## Dataset records:
---

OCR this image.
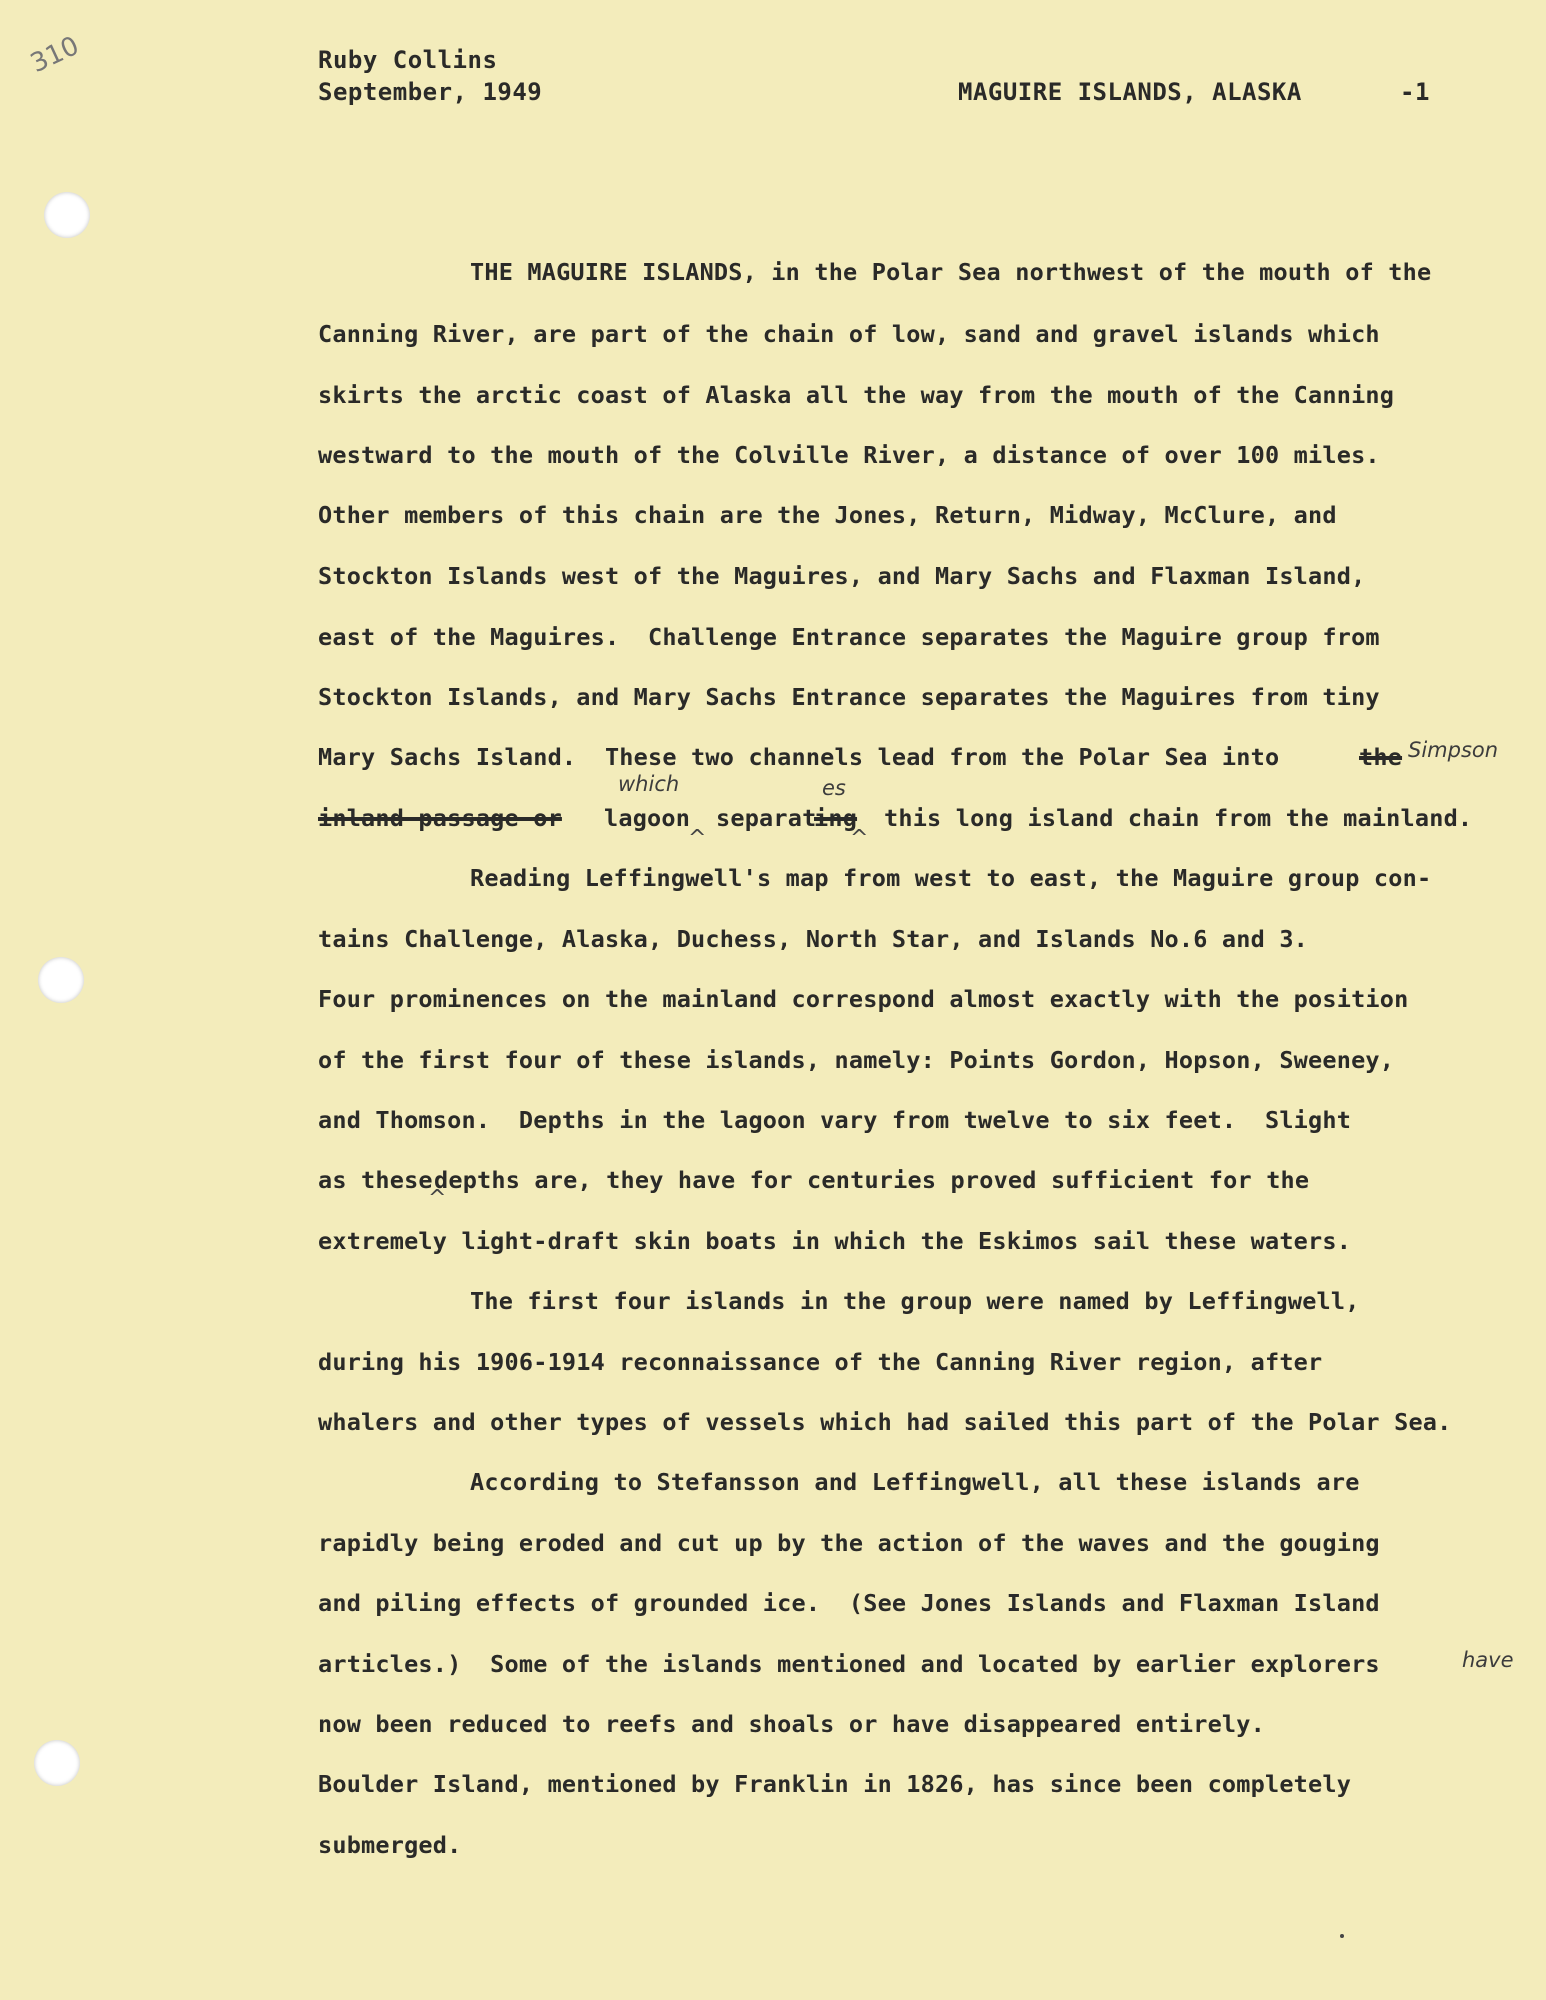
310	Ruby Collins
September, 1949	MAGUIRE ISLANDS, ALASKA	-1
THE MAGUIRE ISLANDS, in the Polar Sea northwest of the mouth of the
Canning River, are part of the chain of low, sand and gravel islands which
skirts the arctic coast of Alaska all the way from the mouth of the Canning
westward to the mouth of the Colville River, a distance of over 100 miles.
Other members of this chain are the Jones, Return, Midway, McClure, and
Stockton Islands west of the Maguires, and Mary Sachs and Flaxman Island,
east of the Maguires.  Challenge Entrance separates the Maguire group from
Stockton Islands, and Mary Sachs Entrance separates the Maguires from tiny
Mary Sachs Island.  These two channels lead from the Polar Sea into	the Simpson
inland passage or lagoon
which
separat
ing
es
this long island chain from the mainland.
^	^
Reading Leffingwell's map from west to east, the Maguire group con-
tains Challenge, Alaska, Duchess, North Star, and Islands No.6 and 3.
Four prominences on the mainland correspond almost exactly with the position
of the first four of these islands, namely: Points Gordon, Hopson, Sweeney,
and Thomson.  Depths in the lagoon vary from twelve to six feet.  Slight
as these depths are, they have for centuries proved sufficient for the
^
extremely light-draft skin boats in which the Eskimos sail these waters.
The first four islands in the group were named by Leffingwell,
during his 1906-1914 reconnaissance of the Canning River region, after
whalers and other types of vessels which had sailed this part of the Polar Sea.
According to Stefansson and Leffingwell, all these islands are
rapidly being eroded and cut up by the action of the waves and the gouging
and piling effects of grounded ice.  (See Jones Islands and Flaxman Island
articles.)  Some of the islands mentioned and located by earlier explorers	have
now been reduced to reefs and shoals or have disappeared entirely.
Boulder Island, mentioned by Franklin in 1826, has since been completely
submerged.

---

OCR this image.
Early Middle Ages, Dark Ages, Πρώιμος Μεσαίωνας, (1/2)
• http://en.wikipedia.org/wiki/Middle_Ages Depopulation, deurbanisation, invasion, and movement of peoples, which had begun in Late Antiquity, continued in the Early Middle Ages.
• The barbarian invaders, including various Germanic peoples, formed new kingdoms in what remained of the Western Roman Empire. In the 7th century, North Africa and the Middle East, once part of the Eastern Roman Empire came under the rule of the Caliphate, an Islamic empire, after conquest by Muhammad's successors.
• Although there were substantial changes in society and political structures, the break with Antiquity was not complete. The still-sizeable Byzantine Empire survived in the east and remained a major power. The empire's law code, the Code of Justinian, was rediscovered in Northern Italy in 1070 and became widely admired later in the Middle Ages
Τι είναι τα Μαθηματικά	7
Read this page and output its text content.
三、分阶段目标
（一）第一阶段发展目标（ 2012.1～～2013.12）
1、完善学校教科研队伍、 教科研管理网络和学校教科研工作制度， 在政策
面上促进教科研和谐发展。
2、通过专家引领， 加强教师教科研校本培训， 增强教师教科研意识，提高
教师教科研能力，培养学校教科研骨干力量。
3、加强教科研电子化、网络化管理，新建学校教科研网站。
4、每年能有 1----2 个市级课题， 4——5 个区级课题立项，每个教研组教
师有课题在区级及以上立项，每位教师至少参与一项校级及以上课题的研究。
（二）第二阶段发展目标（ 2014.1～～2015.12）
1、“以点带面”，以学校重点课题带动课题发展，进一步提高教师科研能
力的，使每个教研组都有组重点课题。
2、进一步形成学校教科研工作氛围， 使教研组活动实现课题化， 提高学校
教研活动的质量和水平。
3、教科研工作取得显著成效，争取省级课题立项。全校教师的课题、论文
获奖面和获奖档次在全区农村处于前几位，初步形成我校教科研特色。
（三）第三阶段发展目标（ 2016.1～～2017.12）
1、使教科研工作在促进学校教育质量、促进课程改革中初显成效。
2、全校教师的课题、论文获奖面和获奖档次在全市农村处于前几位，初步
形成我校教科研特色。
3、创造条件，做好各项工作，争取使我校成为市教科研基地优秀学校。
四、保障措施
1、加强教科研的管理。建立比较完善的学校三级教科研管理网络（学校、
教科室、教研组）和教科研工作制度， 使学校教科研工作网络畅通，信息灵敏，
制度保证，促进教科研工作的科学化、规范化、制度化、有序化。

---

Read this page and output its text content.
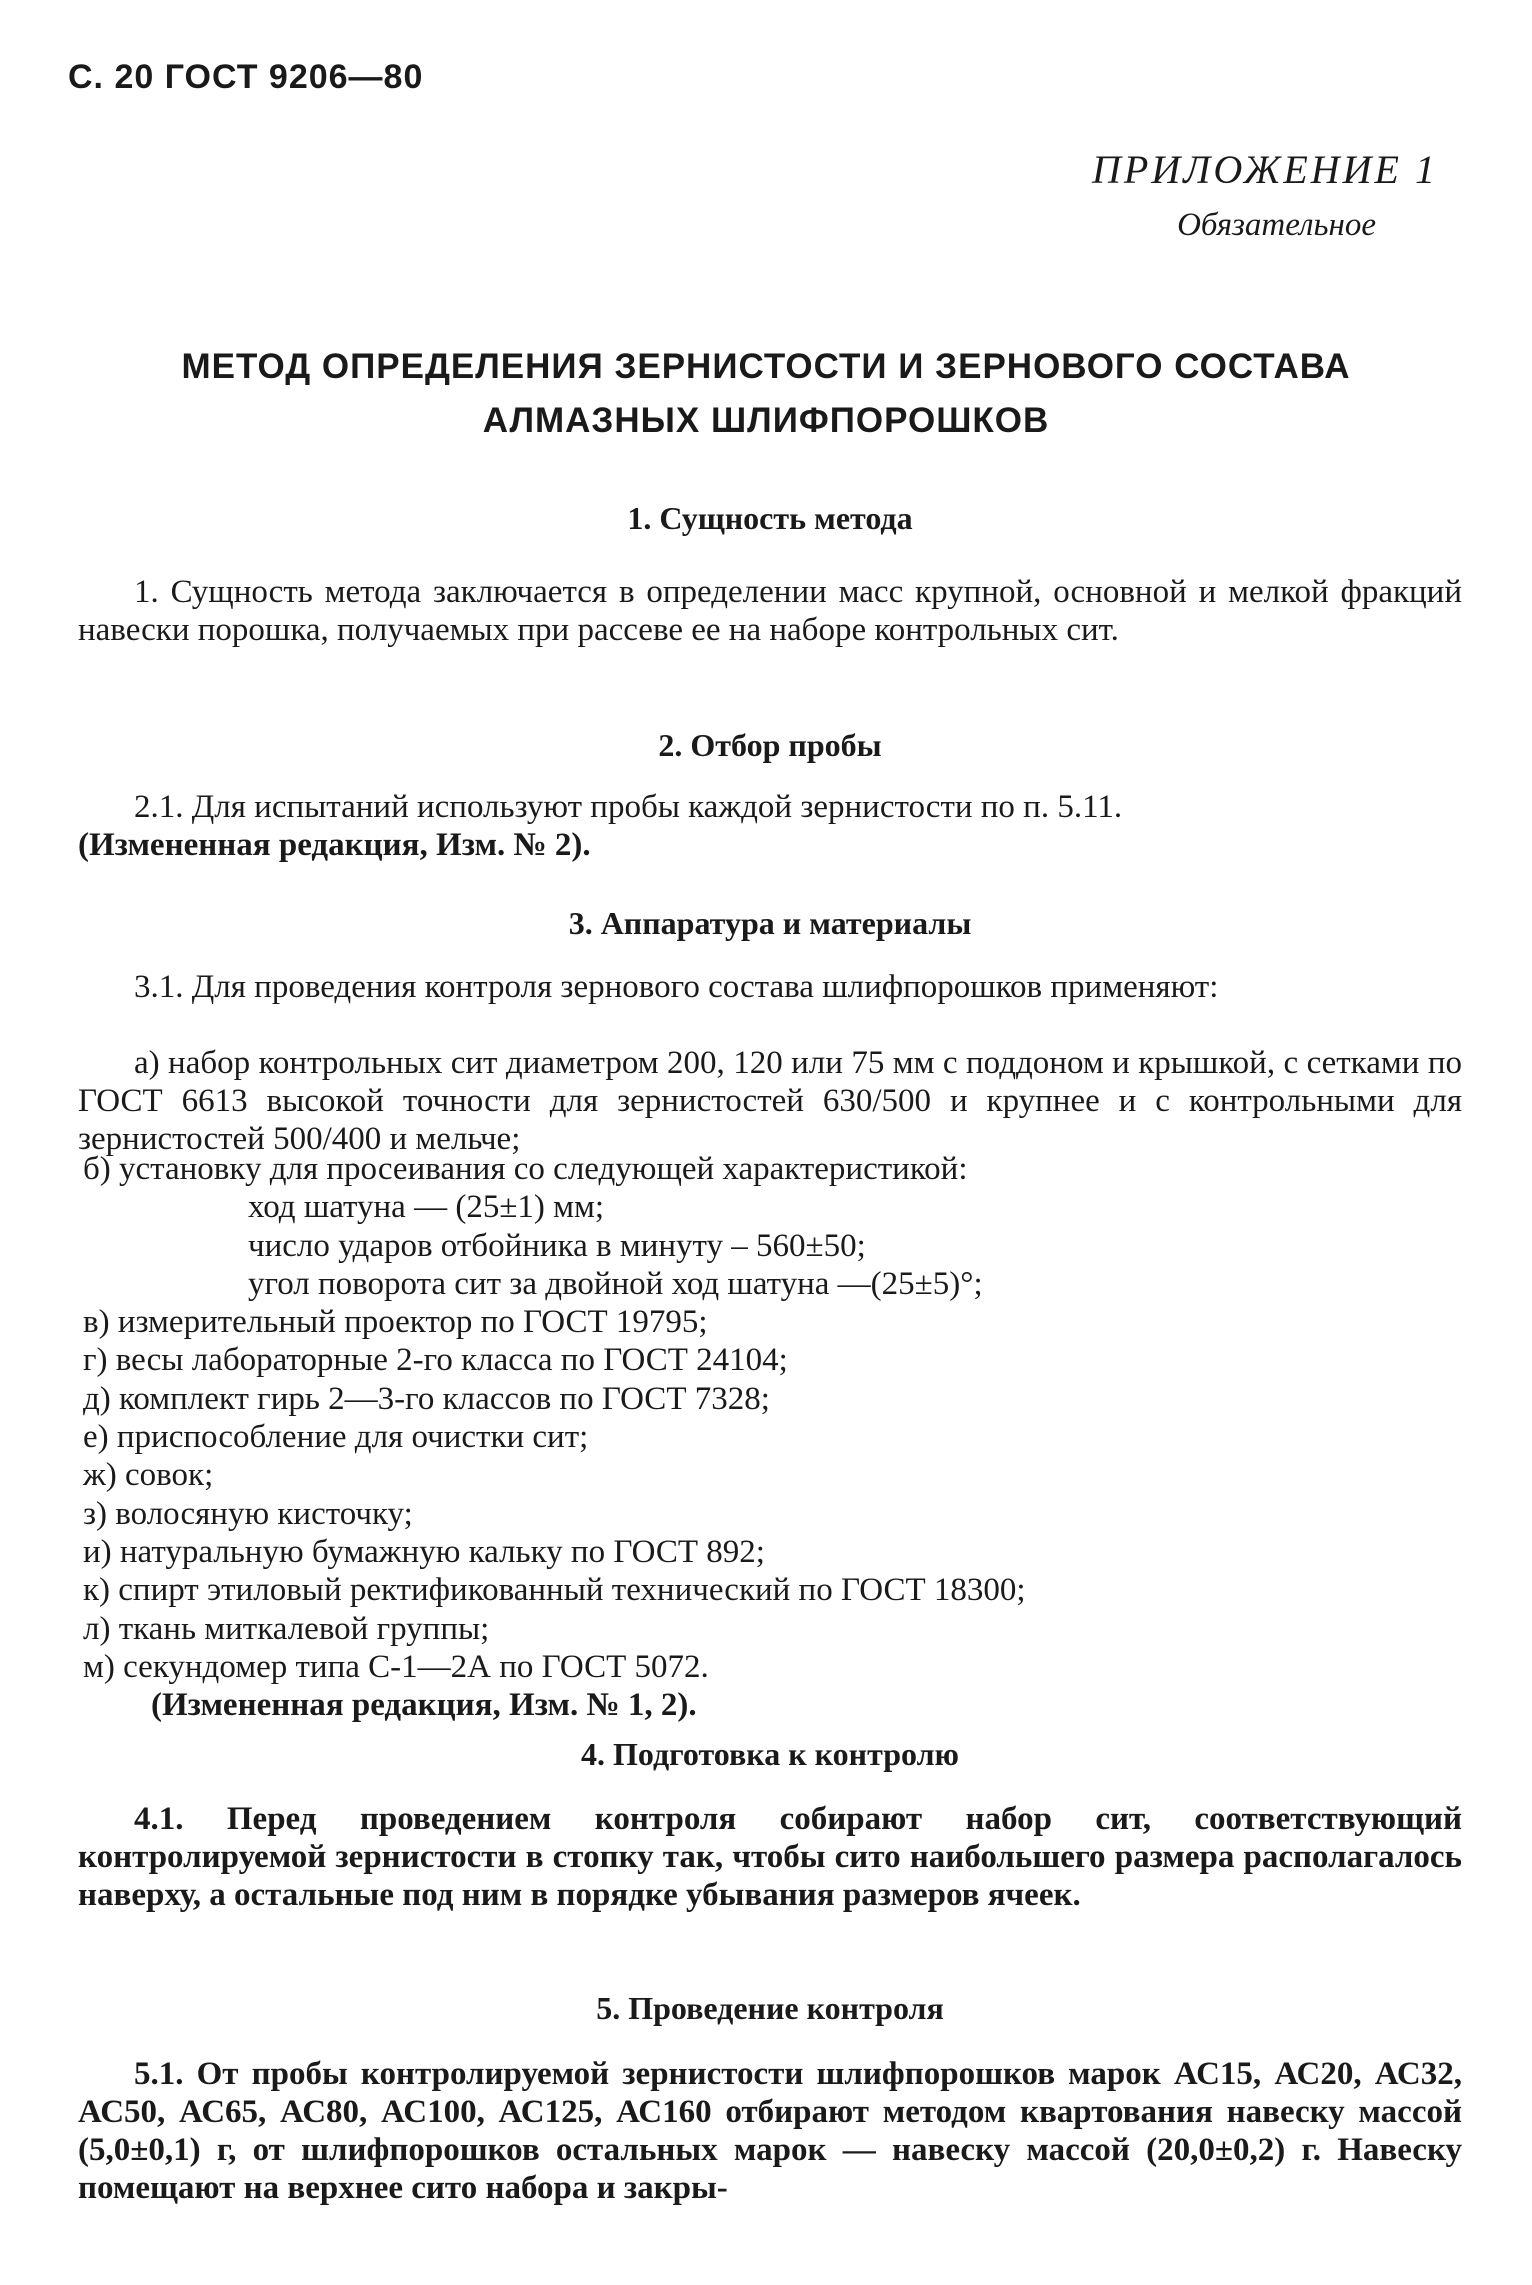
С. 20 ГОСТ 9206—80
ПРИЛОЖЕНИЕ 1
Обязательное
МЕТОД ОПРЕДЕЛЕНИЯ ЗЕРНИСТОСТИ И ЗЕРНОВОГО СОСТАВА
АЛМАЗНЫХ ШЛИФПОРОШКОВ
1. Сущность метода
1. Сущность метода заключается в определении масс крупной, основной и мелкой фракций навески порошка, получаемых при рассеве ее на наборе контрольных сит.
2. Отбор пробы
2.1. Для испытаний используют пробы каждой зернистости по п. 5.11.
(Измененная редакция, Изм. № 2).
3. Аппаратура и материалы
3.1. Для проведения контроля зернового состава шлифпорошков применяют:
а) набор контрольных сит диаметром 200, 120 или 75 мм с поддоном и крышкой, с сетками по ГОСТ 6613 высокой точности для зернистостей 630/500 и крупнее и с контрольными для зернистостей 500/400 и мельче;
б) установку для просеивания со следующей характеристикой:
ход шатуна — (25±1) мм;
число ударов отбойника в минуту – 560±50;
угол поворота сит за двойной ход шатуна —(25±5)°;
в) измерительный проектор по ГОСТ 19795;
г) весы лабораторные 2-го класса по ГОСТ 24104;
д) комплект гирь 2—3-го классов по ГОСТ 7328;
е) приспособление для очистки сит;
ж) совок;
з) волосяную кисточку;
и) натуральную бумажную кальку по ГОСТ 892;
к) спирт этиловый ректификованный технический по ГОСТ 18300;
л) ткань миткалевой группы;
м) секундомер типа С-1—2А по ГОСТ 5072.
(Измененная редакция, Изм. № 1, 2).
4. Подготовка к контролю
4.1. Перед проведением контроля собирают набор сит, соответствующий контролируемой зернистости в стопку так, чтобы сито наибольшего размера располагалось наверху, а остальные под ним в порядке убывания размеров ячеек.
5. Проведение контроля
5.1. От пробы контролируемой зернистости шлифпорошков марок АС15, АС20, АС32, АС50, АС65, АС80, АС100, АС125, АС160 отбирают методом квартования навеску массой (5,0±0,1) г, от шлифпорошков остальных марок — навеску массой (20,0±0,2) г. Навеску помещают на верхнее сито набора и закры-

---

## Exercise description:
From the data above, work out how many lines hold "全校教师的课题". Answer with the number alone.

## The output:
2